━━━ INFORMATION PROVIDED

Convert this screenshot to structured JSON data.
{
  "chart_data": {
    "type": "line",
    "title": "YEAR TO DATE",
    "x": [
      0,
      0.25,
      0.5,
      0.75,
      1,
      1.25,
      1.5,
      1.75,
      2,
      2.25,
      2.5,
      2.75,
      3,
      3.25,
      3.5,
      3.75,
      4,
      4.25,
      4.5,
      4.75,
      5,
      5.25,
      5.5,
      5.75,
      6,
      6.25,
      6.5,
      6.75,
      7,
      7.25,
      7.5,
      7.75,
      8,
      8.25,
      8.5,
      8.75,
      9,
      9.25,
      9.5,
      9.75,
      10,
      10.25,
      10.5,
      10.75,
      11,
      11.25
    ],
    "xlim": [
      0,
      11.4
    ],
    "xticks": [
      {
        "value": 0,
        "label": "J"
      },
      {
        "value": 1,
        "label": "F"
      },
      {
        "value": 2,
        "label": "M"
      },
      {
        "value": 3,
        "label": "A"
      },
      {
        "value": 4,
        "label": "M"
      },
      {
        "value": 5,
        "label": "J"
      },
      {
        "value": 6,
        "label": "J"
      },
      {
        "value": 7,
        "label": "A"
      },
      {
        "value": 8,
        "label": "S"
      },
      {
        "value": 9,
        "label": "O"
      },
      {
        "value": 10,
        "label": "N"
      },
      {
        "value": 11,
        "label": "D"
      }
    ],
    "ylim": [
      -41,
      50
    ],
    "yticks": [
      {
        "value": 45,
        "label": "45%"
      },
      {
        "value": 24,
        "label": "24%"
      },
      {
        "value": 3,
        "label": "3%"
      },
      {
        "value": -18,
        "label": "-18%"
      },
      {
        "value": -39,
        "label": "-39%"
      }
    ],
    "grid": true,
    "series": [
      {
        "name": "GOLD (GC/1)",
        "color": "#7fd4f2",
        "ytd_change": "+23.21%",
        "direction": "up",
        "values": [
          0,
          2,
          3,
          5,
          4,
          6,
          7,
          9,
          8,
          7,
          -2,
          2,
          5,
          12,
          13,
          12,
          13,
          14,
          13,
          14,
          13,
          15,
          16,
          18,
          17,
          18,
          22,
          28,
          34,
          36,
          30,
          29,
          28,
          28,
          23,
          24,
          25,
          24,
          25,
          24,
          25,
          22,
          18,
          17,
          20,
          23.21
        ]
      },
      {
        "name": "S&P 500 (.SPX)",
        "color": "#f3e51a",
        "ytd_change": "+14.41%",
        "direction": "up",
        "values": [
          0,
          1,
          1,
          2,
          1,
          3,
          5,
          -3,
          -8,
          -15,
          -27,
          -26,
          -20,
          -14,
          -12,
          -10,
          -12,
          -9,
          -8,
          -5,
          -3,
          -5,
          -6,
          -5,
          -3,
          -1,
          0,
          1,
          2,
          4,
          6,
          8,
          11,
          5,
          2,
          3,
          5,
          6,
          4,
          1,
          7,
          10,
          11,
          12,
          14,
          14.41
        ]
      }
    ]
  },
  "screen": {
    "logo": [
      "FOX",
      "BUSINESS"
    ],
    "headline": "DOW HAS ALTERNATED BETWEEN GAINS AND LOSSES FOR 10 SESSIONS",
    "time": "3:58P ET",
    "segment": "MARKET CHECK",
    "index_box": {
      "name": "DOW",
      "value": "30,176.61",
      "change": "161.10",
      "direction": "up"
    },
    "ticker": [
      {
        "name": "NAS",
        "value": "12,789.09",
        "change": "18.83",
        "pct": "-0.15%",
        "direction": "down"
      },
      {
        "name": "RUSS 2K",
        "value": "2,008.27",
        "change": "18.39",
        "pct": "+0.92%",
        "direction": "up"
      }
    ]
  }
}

━━━━━━
━━━ INFORMATION PROVIDED

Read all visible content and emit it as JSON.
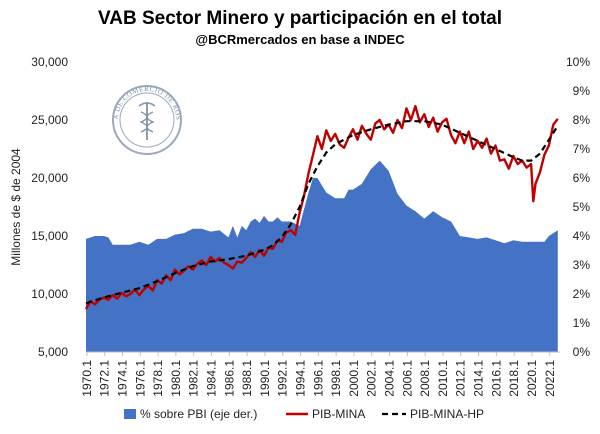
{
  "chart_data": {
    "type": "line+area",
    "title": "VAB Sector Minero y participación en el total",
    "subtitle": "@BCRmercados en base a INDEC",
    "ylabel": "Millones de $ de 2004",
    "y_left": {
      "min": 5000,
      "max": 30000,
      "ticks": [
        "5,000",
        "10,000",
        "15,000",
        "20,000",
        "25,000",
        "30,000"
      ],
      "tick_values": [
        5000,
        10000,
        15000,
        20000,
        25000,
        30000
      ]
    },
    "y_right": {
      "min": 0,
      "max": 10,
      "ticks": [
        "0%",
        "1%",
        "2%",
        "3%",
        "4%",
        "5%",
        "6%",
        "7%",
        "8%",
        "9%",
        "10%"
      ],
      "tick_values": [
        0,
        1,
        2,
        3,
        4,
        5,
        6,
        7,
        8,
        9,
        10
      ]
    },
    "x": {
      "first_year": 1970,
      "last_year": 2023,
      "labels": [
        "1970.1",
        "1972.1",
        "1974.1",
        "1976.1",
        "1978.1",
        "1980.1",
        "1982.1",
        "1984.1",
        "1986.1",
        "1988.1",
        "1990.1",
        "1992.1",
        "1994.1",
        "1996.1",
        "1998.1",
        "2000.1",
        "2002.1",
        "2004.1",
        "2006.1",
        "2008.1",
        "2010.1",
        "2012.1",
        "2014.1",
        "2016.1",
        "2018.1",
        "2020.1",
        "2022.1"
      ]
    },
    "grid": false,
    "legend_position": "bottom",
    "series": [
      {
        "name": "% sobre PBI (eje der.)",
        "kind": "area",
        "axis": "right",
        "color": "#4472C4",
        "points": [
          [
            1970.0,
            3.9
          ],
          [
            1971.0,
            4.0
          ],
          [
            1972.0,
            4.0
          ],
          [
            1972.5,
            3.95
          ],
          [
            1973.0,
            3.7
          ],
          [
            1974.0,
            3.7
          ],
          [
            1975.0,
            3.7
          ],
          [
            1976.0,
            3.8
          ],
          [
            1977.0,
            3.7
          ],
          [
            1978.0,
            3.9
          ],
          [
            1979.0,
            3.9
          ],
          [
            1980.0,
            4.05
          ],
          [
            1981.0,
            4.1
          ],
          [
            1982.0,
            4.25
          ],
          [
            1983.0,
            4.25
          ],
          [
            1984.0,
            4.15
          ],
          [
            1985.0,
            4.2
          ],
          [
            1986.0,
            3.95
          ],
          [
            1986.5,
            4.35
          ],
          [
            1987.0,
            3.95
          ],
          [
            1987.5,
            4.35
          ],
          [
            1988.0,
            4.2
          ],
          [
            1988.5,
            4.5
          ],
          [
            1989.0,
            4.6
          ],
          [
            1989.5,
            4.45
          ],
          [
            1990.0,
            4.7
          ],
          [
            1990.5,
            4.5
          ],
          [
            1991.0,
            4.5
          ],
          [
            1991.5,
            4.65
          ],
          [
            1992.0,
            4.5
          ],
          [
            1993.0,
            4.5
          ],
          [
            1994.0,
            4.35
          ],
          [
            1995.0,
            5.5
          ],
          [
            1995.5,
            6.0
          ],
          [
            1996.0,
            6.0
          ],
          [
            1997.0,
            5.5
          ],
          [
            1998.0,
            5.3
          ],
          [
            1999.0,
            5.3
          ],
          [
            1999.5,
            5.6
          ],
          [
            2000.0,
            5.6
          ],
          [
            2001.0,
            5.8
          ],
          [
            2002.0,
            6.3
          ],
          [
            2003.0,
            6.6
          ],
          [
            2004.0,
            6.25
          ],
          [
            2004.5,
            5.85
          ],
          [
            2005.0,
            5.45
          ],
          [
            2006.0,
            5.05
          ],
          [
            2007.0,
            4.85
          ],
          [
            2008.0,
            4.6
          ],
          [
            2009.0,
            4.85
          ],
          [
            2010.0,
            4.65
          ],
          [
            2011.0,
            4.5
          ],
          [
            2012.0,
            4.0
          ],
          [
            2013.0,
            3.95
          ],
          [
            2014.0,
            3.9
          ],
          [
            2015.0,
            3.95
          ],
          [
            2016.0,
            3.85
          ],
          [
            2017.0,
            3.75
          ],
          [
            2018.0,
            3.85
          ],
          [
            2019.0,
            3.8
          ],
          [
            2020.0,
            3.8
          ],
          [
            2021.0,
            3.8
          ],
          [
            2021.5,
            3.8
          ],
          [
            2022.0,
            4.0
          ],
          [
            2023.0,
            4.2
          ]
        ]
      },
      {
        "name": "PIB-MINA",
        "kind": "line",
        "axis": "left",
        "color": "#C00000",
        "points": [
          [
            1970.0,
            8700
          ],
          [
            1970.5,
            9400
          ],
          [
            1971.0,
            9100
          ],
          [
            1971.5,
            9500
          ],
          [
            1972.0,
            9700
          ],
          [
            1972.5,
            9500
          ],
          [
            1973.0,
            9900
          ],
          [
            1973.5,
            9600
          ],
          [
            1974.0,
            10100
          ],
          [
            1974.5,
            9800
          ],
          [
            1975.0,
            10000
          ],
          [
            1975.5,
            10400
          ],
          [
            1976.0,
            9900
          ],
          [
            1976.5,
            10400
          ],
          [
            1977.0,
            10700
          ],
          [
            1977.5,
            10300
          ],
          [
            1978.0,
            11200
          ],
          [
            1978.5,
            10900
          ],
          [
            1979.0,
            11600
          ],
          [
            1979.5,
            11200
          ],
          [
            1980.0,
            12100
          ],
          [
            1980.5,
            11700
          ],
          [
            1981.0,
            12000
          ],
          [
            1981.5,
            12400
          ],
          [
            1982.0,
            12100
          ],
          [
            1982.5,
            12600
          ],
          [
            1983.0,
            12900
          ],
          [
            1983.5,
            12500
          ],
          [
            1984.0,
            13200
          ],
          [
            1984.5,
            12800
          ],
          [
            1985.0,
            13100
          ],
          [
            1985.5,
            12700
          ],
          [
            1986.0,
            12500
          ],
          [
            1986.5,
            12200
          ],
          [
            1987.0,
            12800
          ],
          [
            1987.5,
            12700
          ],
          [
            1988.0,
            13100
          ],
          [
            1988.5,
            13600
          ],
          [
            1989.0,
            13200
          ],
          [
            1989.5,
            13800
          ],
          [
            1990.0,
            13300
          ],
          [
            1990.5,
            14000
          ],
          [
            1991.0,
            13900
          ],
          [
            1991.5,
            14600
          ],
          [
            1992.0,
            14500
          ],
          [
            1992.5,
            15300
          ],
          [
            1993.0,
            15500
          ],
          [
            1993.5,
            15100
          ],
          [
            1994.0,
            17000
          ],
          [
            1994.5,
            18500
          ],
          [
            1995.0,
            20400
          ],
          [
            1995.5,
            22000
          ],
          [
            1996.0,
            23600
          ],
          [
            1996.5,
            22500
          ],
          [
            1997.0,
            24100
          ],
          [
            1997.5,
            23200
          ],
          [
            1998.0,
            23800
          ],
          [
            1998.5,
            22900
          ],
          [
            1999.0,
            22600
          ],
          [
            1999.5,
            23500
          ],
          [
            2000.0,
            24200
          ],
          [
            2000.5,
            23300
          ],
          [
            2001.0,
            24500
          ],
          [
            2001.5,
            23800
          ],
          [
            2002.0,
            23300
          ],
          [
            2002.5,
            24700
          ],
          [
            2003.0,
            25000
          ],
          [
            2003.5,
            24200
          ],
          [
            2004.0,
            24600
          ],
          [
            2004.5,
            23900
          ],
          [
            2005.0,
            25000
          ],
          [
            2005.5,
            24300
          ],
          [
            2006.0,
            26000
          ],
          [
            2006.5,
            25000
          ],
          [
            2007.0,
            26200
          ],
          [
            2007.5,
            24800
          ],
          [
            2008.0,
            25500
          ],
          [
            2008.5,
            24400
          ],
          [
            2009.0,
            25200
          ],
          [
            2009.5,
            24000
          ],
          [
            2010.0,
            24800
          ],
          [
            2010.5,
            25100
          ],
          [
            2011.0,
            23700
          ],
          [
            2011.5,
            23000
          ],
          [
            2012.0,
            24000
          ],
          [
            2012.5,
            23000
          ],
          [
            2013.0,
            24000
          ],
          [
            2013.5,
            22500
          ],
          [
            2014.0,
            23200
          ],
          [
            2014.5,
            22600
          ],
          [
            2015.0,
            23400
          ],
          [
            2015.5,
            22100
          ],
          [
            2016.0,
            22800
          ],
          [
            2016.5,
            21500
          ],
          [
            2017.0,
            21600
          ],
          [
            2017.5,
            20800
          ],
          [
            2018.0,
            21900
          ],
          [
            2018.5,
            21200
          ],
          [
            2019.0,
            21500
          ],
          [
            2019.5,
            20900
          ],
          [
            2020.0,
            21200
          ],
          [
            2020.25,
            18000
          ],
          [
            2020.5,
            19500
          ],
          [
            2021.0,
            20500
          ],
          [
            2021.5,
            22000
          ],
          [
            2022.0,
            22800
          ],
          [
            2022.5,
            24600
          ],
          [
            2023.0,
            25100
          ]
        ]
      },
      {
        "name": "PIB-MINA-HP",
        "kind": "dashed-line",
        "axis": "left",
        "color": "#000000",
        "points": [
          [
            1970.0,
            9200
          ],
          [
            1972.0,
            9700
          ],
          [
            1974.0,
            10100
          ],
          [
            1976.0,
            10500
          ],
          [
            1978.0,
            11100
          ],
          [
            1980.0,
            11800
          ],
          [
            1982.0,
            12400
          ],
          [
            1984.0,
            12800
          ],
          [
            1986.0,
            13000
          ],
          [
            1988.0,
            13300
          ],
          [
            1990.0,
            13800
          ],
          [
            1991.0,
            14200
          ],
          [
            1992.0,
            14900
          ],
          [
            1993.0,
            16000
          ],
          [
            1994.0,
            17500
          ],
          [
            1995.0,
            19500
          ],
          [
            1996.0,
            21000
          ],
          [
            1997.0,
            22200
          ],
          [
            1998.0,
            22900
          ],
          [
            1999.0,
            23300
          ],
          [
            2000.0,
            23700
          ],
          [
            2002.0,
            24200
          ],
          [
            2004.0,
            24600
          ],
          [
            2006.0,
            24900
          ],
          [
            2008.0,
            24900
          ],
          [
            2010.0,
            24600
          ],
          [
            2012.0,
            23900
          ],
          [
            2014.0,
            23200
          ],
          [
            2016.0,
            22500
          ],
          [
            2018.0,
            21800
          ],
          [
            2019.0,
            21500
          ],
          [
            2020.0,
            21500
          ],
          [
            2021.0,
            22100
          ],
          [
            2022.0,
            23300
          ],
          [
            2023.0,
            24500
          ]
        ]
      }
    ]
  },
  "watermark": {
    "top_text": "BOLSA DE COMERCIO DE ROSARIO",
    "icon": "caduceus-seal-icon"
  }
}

━━━━━━

- _WHAT TO PRODUCE_:
Search the preceding listing for the word "direction" and pull out every line that holds it.

- _TASK RESULT_:
        "direction": "up",
        "direction": "up",
      "direction": "up"
        "direction": "down"
        "direction": "up"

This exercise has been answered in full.